## Requirement
Give back each entry unchanged, minus pictures.

## Given data
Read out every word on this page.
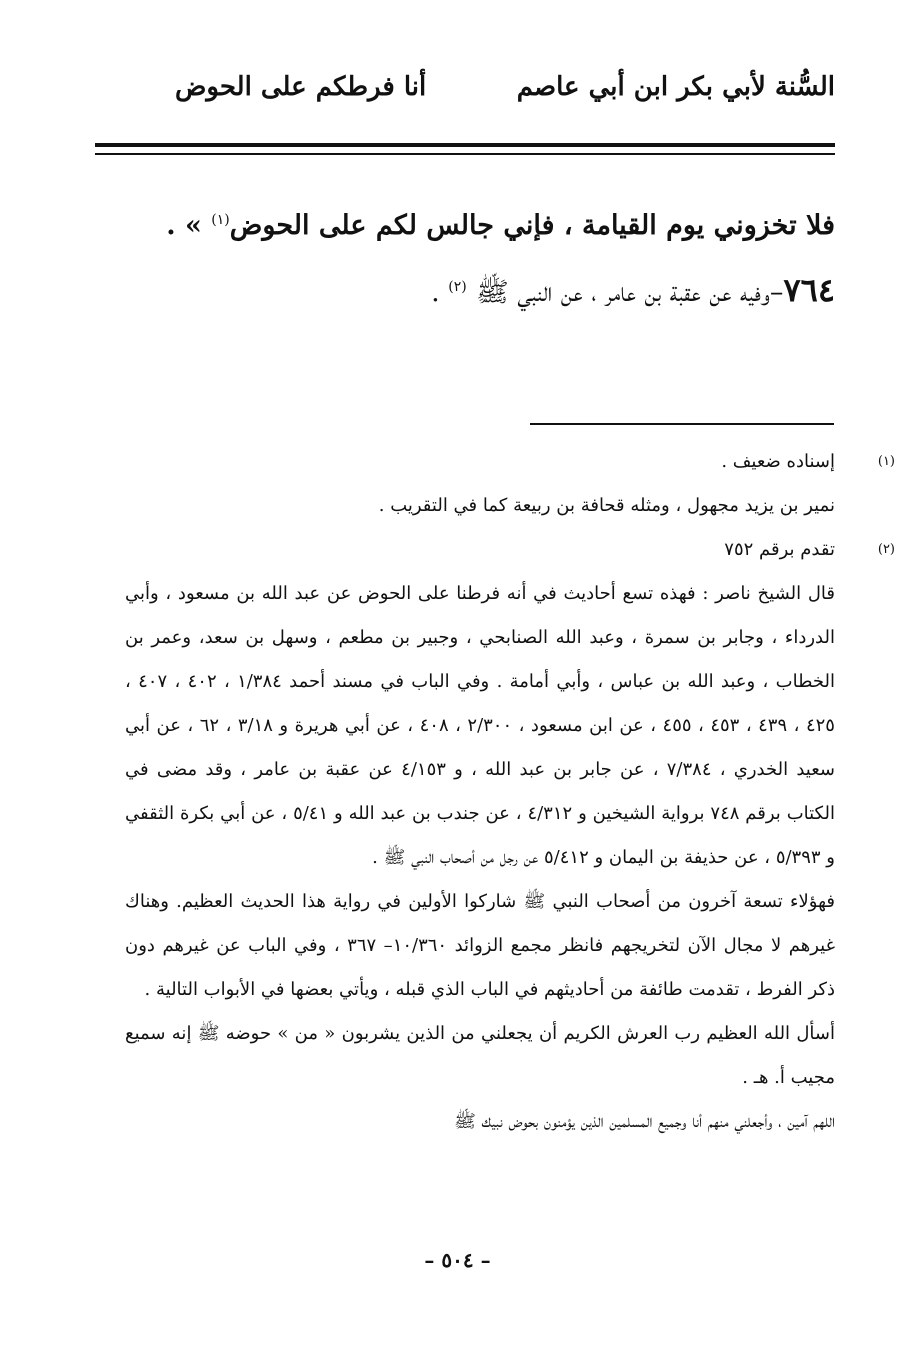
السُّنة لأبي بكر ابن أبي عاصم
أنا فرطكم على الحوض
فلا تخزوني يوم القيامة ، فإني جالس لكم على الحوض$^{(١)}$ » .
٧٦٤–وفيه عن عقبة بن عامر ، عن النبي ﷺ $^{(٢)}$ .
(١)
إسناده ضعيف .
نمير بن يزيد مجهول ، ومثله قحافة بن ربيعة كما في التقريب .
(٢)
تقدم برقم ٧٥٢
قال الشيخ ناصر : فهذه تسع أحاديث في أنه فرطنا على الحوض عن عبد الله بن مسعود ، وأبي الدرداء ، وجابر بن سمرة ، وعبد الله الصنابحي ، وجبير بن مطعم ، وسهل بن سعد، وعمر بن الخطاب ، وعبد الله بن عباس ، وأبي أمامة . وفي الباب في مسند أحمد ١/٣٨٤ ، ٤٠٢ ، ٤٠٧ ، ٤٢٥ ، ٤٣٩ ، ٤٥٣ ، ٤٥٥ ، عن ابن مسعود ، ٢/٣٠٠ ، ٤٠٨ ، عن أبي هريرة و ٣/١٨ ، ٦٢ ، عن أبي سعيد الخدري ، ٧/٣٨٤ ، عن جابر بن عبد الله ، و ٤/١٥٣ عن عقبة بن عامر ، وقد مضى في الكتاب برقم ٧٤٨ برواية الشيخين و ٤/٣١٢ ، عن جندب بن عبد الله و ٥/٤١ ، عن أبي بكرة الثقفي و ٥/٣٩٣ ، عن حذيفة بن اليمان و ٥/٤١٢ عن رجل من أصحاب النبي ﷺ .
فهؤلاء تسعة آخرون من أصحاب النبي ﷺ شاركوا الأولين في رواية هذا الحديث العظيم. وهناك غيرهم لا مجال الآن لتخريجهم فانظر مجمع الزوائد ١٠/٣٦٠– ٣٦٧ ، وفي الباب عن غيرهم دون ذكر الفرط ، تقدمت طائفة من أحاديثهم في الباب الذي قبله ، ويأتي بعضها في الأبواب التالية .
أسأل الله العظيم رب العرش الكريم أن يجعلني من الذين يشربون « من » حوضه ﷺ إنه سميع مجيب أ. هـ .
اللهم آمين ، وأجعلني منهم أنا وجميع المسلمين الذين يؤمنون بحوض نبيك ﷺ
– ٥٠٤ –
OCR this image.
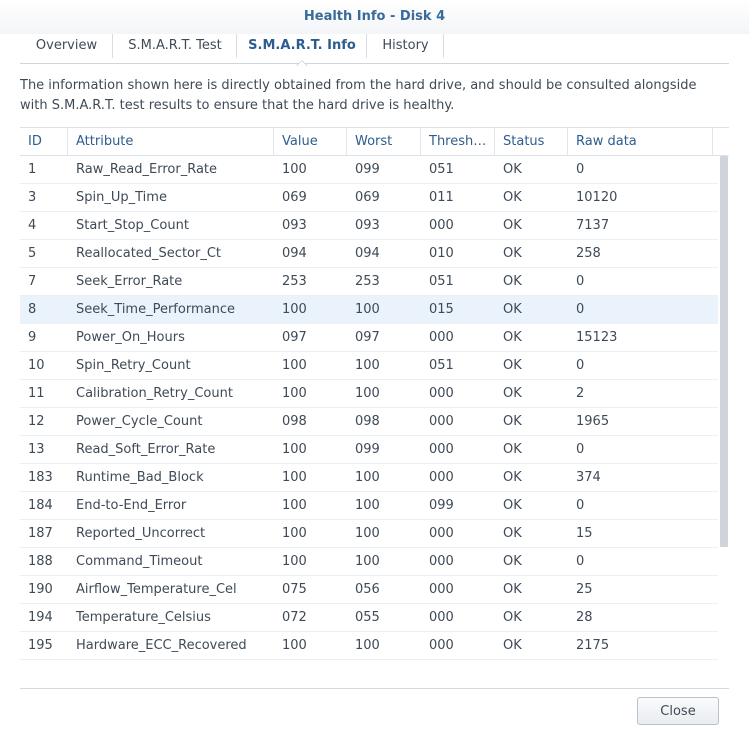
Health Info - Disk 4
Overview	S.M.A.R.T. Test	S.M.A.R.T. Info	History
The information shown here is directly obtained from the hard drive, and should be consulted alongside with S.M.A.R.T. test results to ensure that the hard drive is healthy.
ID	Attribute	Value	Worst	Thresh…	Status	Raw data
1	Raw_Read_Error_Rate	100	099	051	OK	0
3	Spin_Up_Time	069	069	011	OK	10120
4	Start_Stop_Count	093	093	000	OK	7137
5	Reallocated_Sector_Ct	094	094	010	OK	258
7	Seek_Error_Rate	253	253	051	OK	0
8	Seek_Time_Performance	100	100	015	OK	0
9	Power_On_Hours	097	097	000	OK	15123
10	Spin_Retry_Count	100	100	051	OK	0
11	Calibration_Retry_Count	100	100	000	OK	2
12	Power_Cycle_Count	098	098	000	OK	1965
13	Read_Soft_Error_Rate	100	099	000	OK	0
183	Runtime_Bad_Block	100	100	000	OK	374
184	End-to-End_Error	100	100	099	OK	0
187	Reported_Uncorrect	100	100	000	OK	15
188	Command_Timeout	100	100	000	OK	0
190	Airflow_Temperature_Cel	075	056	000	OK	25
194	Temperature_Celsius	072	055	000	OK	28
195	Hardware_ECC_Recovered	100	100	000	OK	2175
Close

## Complete response
Read out every word on this page.
السُّنة لأبي بكر ابن أبي عاصم
أنا فرطكم على الحوض
فلا تخزوني يوم القيامة ، فإني جالس لكم على الحوض$^{(١)}$ » .
٧٦٤–وفيه عن عقبة بن عامر ، عن النبي ﷺ $^{(٢)}$ .
(١)
إسناده ضعيف .
نمير بن يزيد مجهول ، ومثله قحافة بن ربيعة كما في التقريب .
(٢)
تقدم برقم ٧٥٢
قال الشيخ ناصر : فهذه تسع أحاديث في أنه فرطنا على الحوض عن عبد الله بن مسعود ، وأبي الدرداء ، وجابر بن سمرة ، وعبد الله الصنابحي ، وجبير بن مطعم ، وسهل بن سعد، وعمر بن الخطاب ، وعبد الله بن عباس ، وأبي أمامة . وفي الباب في مسند أحمد ١/٣٨٤ ، ٤٠٢ ، ٤٠٧ ، ٤٢٥ ، ٤٣٩ ، ٤٥٣ ، ٤٥٥ ، عن ابن مسعود ، ٢/٣٠٠ ، ٤٠٨ ، عن أبي هريرة و ٣/١٨ ، ٦٢ ، عن أبي سعيد الخدري ، ٧/٣٨٤ ، عن جابر بن عبد الله ، و ٤/١٥٣ عن عقبة بن عامر ، وقد مضى في الكتاب برقم ٧٤٨ برواية الشيخين و ٤/٣١٢ ، عن جندب بن عبد الله و ٥/٤١ ، عن أبي بكرة الثقفي و ٥/٣٩٣ ، عن حذيفة بن اليمان و ٥/٤١٢ عن رجل من أصحاب النبي ﷺ .
فهؤلاء تسعة آخرون من أصحاب النبي ﷺ شاركوا الأولين في رواية هذا الحديث العظيم. وهناك غيرهم لا مجال الآن لتخريجهم فانظر مجمع الزوائد ١٠/٣٦٠– ٣٦٧ ، وفي الباب عن غيرهم دون ذكر الفرط ، تقدمت طائفة من أحاديثهم في الباب الذي قبله ، ويأتي بعضها في الأبواب التالية .
أسأل الله العظيم رب العرش الكريم أن يجعلني من الذين يشربون « من » حوضه ﷺ إنه سميع مجيب أ. هـ .
اللهم آمين ، وأجعلني منهم أنا وجميع المسلمين الذين يؤمنون بحوض نبيك ﷺ
– ٥٠٤ –
OCR this image.
Health Info - Disk 4
Overview	S.M.A.R.T. Test	S.M.A.R.T. Info	History
The information shown here is directly obtained from the hard drive, and should be consulted alongside with S.M.A.R.T. test results to ensure that the hard drive is healthy.
ID	Attribute	Value	Worst	Thresh…	Status	Raw data
1	Raw_Read_Error_Rate	100	099	051	OK	0
3	Spin_Up_Time	069	069	011	OK	10120
4	Start_Stop_Count	093	093	000	OK	7137
5	Reallocated_Sector_Ct	094	094	010	OK	258
7	Seek_Error_Rate	253	253	051	OK	0
8	Seek_Time_Performance	100	100	015	OK	0
9	Power_On_Hours	097	097	000	OK	15123
10	Spin_Retry_Count	100	100	051	OK	0
11	Calibration_Retry_Count	100	100	000	OK	2
12	Power_Cycle_Count	098	098	000	OK	1965
13	Read_Soft_Error_Rate	100	099	000	OK	0
183	Runtime_Bad_Block	100	100	000	OK	374
184	End-to-End_Error	100	100	099	OK	0
187	Reported_Uncorrect	100	100	000	OK	15
188	Command_Timeout	100	100	000	OK	0
190	Airflow_Temperature_Cel	075	056	000	OK	25
194	Temperature_Celsius	072	055	000	OK	28
195	Hardware_ECC_Recovered	100	100	000	OK	2175
Close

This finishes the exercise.